- Directions
Quote the entries in full, character for character, without their images.

- Raw data
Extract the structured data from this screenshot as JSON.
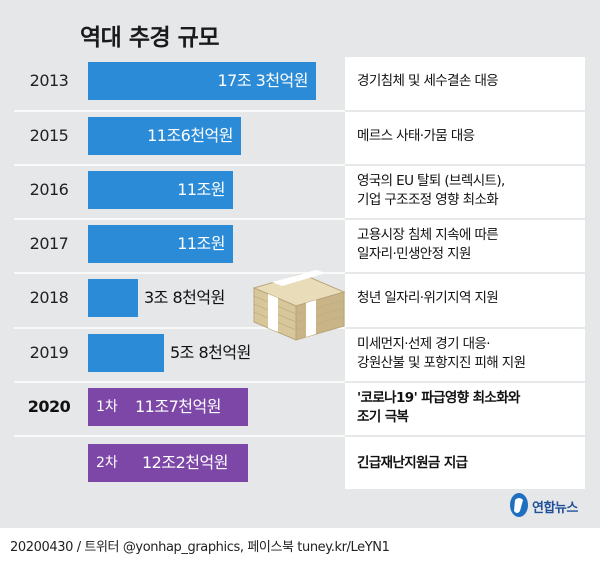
{
  "chart_data": {
    "type": "bar",
    "title": "역대 추경 규모",
    "unit": "원",
    "colors": {
      "blue": "#2c8bd6",
      "purple": "#7d47a8"
    },
    "rows": [
      {
        "year": "2013",
        "sub": "",
        "value_trillion": 17.3,
        "label": "17조 3천억원",
        "desc": [
          "경기침체 및 세수결손 대응"
        ],
        "color": "blue"
      },
      {
        "year": "2015",
        "sub": "",
        "value_trillion": 11.6,
        "label": "11조6천억원",
        "desc": [
          "메르스 사태·가뭄 대응"
        ],
        "color": "blue"
      },
      {
        "year": "2016",
        "sub": "",
        "value_trillion": 11.0,
        "label": "11조원",
        "desc": [
          "영국의 EU 탈퇴 (브렉시트),",
          "기업 구조조정 영향 최소화"
        ],
        "color": "blue"
      },
      {
        "year": "2017",
        "sub": "",
        "value_trillion": 11.0,
        "label": "11조원",
        "desc": [
          "고용시장 침체 지속에 따른",
          "일자리·민생안정 지원"
        ],
        "color": "blue"
      },
      {
        "year": "2018",
        "sub": "",
        "value_trillion": 3.8,
        "label": "3조 8천억원",
        "desc": [
          "청년 일자리·위기지역 지원"
        ],
        "color": "blue"
      },
      {
        "year": "2019",
        "sub": "",
        "value_trillion": 5.8,
        "label": "5조 8천억원",
        "desc": [
          "미세먼지·선제 경기 대응·",
          "강원산불 및 포항지진 피해 지원"
        ],
        "color": "blue"
      },
      {
        "year": "2020",
        "sub": "1차",
        "value_trillion": 11.7,
        "label": "11조7천억원",
        "desc": [
          "'코로나19' 파급영향 최소화와",
          "조기 극복"
        ],
        "color": "purple"
      },
      {
        "year": "",
        "sub": "2차",
        "value_trillion": 12.2,
        "label": "12조2천억원",
        "desc": [
          "긴급재난지원금 지급"
        ],
        "color": "purple"
      }
    ]
  },
  "footer": {
    "source": "20200430 / 트위터 @yonhap_graphics, 페이스북 tuney.kr/LeYN1",
    "logo_text": "연합뉴스"
  },
  "icons": [
    "money-stack-icon",
    "yonhap-logo-icon"
  ]
}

- Solution for this exercise
Extract the structured data from this screenshot as JSON.
{
  "chart_data": {
    "type": "bar",
    "title": "역대 추경 규모",
    "unit": "원",
    "colors": {
      "blue": "#2c8bd6",
      "purple": "#7d47a8"
    },
    "rows": [
      {
        "year": "2013",
        "sub": "",
        "value_trillion": 17.3,
        "label": "17조 3천억원",
        "desc": [
          "경기침체 및 세수결손 대응"
        ],
        "color": "blue"
      },
      {
        "year": "2015",
        "sub": "",
        "value_trillion": 11.6,
        "label": "11조6천억원",
        "desc": [
          "메르스 사태·가뭄 대응"
        ],
        "color": "blue"
      },
      {
        "year": "2016",
        "sub": "",
        "value_trillion": 11.0,
        "label": "11조원",
        "desc": [
          "영국의 EU 탈퇴 (브렉시트),",
          "기업 구조조정 영향 최소화"
        ],
        "color": "blue"
      },
      {
        "year": "2017",
        "sub": "",
        "value_trillion": 11.0,
        "label": "11조원",
        "desc": [
          "고용시장 침체 지속에 따른",
          "일자리·민생안정 지원"
        ],
        "color": "blue"
      },
      {
        "year": "2018",
        "sub": "",
        "value_trillion": 3.8,
        "label": "3조 8천억원",
        "desc": [
          "청년 일자리·위기지역 지원"
        ],
        "color": "blue"
      },
      {
        "year": "2019",
        "sub": "",
        "value_trillion": 5.8,
        "label": "5조 8천억원",
        "desc": [
          "미세먼지·선제 경기 대응·",
          "강원산불 및 포항지진 피해 지원"
        ],
        "color": "blue"
      },
      {
        "year": "2020",
        "sub": "1차",
        "value_trillion": 11.7,
        "label": "11조7천억원",
        "desc": [
          "'코로나19' 파급영향 최소화와",
          "조기 극복"
        ],
        "color": "purple"
      },
      {
        "year": "",
        "sub": "2차",
        "value_trillion": 12.2,
        "label": "12조2천억원",
        "desc": [
          "긴급재난지원금 지급"
        ],
        "color": "purple"
      }
    ]
  },
  "footer": {
    "source": "20200430 / 트위터 @yonhap_graphics, 페이스북 tuney.kr/LeYN1",
    "logo_text": "연합뉴스"
  },
  "icons": [
    "money-stack-icon",
    "yonhap-logo-icon"
  ]
}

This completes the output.